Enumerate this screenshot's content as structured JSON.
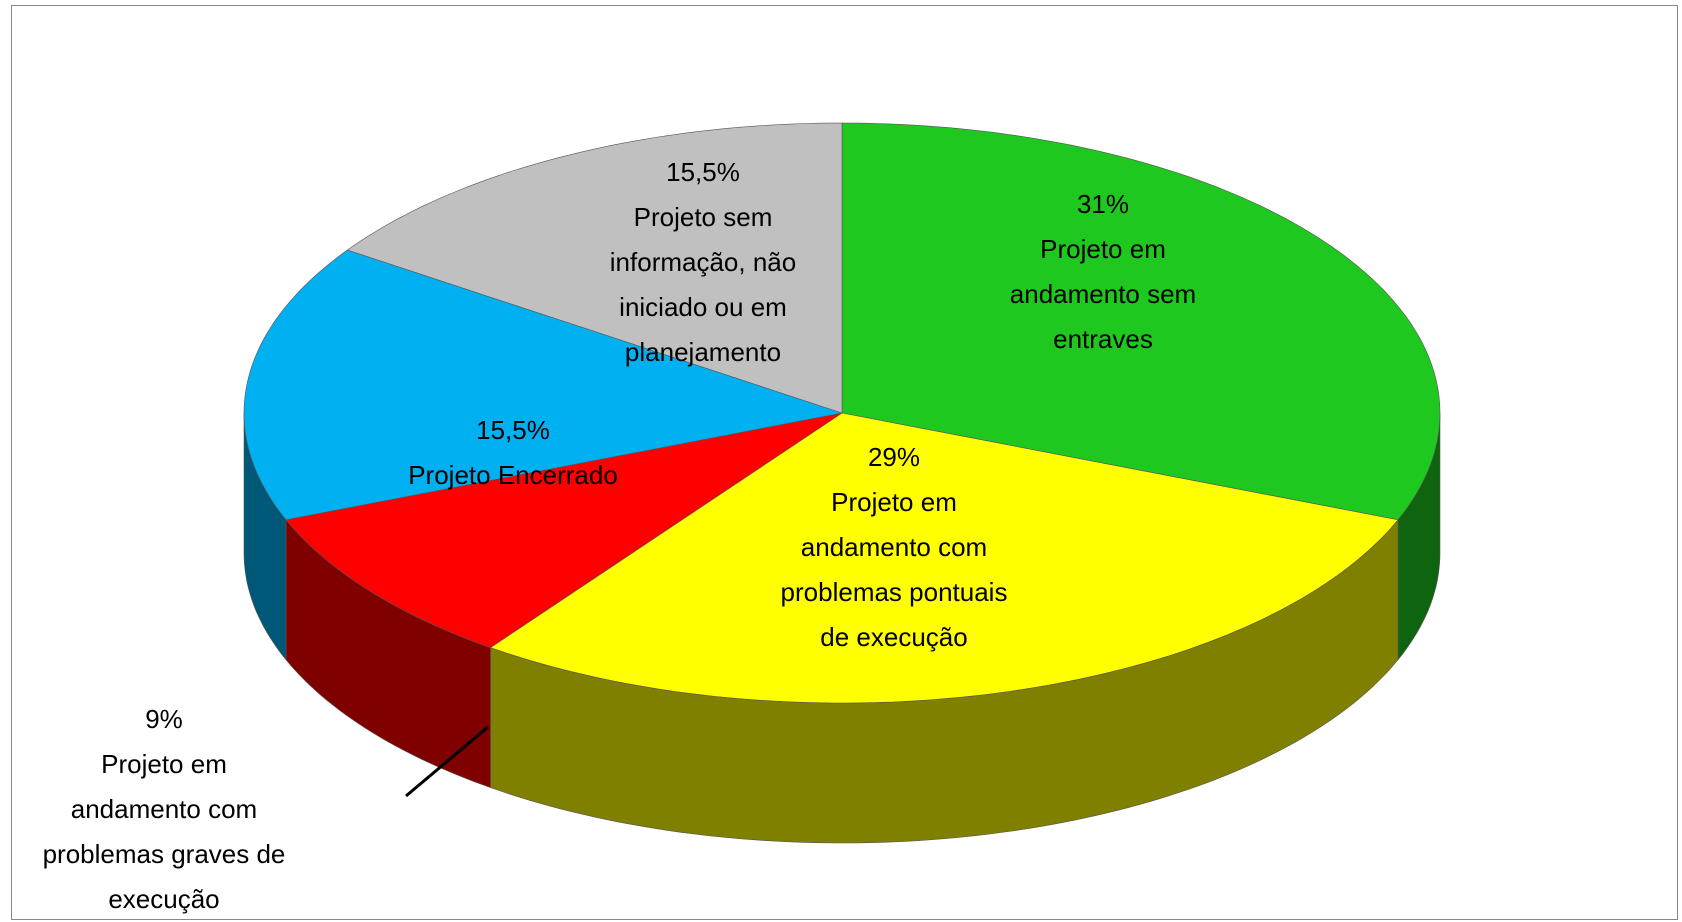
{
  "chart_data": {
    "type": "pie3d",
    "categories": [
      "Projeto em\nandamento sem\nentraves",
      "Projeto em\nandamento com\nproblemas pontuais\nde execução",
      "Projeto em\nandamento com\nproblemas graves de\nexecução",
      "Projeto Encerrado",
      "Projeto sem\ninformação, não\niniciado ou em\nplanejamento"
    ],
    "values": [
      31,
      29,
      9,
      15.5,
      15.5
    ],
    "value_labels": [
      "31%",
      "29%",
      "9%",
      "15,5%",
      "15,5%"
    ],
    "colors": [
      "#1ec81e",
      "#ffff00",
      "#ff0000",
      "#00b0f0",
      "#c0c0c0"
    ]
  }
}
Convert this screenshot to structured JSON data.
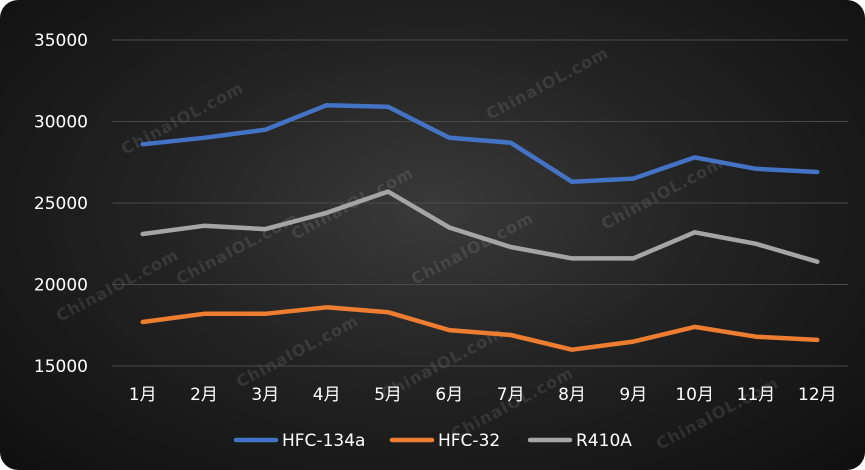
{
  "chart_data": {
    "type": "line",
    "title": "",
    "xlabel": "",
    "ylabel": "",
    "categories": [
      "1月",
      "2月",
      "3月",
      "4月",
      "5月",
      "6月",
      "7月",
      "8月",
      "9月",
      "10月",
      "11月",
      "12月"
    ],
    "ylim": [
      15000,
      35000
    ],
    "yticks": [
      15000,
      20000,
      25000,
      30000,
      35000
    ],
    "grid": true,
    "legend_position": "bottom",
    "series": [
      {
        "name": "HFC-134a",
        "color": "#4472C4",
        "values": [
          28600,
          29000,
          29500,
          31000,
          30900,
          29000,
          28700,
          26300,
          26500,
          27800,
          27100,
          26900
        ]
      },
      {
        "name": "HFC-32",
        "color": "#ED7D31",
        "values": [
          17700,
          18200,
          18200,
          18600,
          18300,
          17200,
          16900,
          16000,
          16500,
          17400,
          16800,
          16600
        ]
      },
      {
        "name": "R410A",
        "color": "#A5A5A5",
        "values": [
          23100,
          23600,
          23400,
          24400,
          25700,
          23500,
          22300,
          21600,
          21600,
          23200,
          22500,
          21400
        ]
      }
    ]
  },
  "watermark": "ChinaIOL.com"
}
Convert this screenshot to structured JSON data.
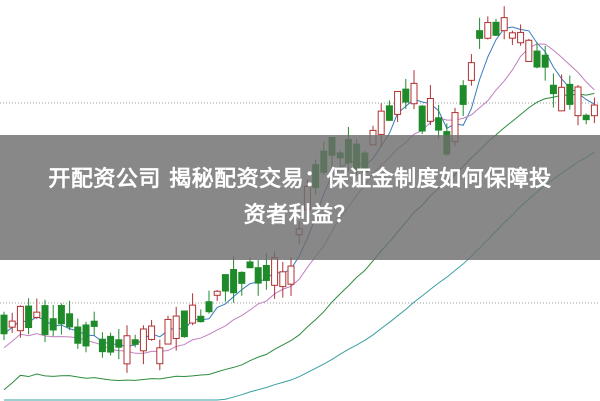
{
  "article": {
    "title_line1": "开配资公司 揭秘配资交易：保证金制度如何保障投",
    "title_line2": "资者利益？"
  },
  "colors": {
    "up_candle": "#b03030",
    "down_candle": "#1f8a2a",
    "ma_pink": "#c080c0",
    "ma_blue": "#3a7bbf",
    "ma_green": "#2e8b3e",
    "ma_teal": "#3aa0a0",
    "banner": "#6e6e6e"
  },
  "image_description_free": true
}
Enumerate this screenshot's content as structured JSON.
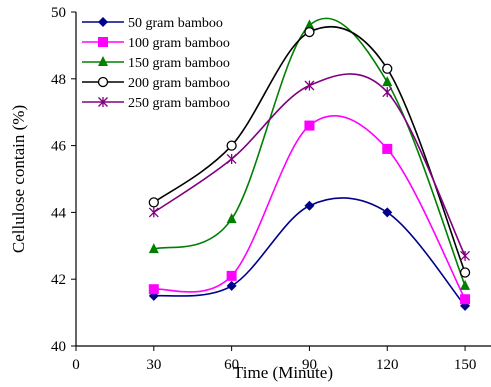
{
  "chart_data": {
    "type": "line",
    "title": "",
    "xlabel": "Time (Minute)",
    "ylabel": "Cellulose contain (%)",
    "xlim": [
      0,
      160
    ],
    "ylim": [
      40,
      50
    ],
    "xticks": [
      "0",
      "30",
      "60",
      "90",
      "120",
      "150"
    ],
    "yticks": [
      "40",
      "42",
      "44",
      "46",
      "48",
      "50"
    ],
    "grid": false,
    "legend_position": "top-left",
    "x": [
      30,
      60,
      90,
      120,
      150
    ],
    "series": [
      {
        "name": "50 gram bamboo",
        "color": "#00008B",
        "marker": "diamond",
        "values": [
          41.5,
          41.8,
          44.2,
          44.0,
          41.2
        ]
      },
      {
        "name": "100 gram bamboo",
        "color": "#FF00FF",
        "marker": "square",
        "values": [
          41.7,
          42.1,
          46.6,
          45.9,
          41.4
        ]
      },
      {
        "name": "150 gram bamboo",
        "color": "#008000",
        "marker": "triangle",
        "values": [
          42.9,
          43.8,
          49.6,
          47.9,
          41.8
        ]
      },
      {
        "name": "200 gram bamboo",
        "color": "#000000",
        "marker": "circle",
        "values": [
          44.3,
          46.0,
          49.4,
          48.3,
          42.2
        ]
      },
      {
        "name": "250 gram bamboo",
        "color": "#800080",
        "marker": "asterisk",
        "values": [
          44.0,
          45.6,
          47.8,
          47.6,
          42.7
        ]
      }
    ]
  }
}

==

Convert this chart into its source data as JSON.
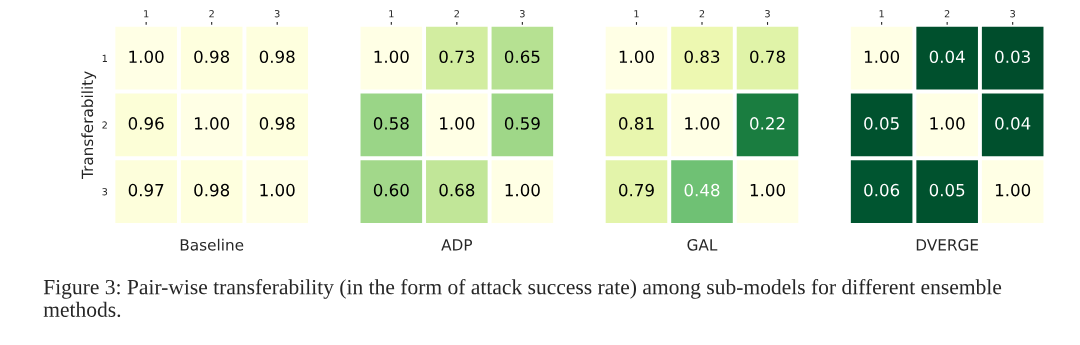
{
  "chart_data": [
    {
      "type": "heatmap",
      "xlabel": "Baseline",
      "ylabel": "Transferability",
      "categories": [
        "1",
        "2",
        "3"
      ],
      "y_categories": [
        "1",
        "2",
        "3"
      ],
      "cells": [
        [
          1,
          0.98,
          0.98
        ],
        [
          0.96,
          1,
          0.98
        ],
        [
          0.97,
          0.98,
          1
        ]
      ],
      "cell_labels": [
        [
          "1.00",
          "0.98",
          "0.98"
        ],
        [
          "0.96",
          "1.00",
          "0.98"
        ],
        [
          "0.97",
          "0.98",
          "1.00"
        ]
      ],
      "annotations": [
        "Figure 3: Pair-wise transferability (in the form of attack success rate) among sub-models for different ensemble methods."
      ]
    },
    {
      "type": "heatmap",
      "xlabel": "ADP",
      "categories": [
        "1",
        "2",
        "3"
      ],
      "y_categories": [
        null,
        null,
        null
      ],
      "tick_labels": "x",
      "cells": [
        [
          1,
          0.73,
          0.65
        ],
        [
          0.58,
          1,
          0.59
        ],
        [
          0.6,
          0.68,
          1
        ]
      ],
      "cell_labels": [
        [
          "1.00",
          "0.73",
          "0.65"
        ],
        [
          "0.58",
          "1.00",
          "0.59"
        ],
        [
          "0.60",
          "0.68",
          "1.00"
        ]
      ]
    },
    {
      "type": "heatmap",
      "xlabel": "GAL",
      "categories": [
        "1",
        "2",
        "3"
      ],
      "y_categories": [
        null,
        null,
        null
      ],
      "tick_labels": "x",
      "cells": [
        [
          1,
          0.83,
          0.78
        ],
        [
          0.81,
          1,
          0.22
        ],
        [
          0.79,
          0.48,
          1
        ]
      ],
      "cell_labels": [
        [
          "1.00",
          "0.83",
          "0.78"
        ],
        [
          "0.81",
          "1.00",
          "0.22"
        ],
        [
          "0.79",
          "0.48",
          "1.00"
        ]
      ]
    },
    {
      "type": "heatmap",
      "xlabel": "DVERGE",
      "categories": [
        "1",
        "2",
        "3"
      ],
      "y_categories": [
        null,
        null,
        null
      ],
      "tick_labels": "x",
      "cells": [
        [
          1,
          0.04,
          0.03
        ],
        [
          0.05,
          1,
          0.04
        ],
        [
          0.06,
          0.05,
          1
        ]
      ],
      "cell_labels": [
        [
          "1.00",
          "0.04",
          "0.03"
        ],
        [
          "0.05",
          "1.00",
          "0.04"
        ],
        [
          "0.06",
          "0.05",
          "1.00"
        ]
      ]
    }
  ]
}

What the task asks: Go through the listing above and pull out each line containing the word "true".

Final result:
    "grid": true,
  "image_description_free": true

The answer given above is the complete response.